**What you are asked to do**:
From the data that follows, copy every line holding the string "title".

Dataset entries
================

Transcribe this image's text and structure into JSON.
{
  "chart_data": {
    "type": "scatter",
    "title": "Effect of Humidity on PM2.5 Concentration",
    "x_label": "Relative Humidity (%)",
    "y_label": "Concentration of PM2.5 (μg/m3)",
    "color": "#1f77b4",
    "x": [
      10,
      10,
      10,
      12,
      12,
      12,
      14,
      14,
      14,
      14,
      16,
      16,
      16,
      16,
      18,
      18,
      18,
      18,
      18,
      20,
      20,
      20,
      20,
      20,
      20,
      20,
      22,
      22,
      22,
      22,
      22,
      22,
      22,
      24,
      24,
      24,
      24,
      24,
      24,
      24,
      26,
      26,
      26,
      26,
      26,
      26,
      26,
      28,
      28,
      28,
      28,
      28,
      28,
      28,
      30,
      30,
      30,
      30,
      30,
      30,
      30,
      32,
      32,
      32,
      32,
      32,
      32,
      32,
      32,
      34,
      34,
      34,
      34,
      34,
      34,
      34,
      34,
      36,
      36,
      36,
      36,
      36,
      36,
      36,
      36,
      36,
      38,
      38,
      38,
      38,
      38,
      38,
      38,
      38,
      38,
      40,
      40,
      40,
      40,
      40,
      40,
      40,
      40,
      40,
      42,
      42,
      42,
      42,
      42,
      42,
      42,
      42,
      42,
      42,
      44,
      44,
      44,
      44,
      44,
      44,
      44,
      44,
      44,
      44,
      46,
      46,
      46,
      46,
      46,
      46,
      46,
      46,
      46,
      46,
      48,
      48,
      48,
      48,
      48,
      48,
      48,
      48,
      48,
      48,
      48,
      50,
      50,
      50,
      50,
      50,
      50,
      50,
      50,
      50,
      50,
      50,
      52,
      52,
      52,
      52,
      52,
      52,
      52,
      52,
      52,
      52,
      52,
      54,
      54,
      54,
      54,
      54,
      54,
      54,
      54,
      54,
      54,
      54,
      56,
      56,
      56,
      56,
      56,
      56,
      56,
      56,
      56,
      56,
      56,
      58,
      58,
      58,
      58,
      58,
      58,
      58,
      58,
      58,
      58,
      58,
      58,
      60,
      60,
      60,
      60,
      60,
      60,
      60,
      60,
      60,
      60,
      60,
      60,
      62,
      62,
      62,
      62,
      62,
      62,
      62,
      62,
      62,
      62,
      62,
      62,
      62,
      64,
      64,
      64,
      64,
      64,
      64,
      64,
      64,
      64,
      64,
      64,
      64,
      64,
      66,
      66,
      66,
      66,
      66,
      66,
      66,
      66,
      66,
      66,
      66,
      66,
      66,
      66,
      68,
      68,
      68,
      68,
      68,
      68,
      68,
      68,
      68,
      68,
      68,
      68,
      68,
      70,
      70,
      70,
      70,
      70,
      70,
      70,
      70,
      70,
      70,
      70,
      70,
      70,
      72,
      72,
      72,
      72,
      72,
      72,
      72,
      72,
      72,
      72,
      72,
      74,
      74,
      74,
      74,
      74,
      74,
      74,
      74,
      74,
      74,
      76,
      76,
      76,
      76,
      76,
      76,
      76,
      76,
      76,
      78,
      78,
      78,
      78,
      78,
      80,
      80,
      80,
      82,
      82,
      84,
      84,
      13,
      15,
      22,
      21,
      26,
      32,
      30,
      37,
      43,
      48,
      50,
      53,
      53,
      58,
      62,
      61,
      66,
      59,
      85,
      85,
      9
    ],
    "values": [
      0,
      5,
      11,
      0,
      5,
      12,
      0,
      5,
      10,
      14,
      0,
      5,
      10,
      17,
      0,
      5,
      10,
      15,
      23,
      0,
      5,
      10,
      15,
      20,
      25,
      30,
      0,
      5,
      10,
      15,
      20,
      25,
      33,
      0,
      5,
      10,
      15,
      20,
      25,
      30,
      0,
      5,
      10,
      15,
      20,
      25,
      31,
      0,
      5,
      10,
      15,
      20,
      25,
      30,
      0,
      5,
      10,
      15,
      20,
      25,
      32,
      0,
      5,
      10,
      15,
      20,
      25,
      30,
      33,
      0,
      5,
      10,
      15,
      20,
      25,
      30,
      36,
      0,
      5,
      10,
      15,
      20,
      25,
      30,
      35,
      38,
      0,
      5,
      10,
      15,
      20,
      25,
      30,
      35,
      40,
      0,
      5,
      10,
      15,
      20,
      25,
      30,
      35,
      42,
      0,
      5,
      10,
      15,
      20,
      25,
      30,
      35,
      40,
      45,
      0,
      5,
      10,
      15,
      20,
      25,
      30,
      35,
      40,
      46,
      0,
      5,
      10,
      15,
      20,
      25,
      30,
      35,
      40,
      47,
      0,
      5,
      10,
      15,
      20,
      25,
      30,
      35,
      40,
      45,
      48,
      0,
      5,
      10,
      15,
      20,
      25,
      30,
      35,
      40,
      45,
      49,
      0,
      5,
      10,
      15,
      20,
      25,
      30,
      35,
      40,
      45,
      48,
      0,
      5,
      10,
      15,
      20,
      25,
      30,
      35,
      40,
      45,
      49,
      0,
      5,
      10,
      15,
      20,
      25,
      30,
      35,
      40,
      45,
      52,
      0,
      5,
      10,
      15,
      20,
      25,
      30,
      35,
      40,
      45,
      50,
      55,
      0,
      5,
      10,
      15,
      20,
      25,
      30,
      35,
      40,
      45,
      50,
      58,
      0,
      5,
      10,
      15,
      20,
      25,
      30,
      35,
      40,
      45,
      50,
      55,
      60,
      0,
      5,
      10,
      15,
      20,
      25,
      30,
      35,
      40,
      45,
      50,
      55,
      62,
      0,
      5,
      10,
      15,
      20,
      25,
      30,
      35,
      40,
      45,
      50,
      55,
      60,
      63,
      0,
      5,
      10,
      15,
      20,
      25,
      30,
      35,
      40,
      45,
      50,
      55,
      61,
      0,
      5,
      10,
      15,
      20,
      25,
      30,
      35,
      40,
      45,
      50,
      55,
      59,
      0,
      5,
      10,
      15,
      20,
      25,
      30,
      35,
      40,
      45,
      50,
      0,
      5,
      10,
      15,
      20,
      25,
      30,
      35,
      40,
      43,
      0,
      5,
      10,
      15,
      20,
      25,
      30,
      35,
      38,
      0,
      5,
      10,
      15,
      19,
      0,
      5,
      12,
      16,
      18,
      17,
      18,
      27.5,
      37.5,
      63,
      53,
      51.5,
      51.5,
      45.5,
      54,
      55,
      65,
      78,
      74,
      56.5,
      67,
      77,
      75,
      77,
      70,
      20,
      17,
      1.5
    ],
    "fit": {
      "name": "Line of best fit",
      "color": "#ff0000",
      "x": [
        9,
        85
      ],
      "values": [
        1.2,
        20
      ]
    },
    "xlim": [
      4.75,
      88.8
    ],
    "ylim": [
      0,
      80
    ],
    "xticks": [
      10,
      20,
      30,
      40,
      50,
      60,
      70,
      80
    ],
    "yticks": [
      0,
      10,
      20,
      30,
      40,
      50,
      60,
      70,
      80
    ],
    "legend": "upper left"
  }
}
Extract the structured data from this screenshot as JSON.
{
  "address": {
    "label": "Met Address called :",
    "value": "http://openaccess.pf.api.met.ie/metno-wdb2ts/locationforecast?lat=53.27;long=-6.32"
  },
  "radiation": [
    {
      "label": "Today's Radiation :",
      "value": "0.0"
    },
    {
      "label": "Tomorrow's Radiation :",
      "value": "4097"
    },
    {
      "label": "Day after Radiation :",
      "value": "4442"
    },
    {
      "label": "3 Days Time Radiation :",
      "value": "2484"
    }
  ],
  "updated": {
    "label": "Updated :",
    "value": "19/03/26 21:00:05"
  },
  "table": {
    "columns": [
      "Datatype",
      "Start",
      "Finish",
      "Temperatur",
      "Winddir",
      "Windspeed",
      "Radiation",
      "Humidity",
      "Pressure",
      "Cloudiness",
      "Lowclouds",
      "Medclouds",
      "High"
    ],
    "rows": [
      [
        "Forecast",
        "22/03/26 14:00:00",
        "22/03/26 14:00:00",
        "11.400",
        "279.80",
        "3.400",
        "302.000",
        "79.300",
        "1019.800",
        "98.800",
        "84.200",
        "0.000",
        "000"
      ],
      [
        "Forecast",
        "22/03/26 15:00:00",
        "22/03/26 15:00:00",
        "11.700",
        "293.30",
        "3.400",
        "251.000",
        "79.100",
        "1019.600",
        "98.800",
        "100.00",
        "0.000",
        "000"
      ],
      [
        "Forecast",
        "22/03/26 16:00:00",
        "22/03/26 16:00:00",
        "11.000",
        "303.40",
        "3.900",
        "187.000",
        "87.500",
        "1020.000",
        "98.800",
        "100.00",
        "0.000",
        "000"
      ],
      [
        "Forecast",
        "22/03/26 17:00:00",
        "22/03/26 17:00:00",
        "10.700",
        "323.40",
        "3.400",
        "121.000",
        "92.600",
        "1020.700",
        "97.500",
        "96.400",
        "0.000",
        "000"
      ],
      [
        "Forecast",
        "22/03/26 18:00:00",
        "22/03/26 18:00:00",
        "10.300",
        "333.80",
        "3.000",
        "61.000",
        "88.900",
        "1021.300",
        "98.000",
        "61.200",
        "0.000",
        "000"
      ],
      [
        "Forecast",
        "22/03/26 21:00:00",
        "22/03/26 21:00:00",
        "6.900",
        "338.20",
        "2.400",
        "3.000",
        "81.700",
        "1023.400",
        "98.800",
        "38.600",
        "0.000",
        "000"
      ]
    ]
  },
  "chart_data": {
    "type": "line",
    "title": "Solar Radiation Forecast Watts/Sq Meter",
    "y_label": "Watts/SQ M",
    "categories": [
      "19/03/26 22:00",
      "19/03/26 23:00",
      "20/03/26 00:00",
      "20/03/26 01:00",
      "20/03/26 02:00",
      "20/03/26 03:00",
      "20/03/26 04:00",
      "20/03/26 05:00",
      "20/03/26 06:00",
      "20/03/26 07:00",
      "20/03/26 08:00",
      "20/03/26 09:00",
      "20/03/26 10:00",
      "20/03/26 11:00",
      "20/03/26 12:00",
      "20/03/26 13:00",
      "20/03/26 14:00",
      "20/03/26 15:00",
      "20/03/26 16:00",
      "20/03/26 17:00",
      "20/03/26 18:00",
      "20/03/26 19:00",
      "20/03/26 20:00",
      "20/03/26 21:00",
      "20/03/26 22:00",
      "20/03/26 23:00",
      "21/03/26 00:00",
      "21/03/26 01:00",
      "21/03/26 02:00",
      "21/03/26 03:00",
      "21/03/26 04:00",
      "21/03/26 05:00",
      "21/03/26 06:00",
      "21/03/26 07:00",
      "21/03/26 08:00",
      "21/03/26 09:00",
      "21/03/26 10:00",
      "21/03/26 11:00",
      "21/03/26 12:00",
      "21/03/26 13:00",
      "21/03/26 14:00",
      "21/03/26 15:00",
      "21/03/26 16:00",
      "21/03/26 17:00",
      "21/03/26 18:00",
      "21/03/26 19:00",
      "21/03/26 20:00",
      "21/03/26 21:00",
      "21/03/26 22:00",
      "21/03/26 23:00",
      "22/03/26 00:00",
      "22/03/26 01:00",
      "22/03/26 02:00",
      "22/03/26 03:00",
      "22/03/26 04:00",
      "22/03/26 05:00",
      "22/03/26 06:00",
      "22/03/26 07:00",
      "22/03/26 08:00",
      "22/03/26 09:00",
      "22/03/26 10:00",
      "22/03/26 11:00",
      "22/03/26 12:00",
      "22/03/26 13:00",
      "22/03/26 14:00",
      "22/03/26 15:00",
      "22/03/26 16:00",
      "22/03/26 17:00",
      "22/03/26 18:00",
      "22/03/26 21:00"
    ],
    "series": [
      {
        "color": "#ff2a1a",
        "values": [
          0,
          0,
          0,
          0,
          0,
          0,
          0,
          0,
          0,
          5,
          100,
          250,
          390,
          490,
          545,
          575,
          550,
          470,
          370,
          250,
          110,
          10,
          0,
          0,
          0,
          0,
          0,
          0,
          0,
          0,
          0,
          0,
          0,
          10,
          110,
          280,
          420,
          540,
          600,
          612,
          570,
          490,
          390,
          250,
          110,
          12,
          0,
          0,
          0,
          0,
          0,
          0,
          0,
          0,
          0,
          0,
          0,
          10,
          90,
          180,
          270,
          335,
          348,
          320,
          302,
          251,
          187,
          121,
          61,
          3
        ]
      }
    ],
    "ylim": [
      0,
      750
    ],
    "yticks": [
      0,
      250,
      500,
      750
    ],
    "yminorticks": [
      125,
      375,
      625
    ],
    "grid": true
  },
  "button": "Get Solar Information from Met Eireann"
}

================

**Finished task**:
    "title": "Effect of Humidity on PM2.5 Concentration",
    "title": "Solar Radiation Forecast Watts/Sq Meter",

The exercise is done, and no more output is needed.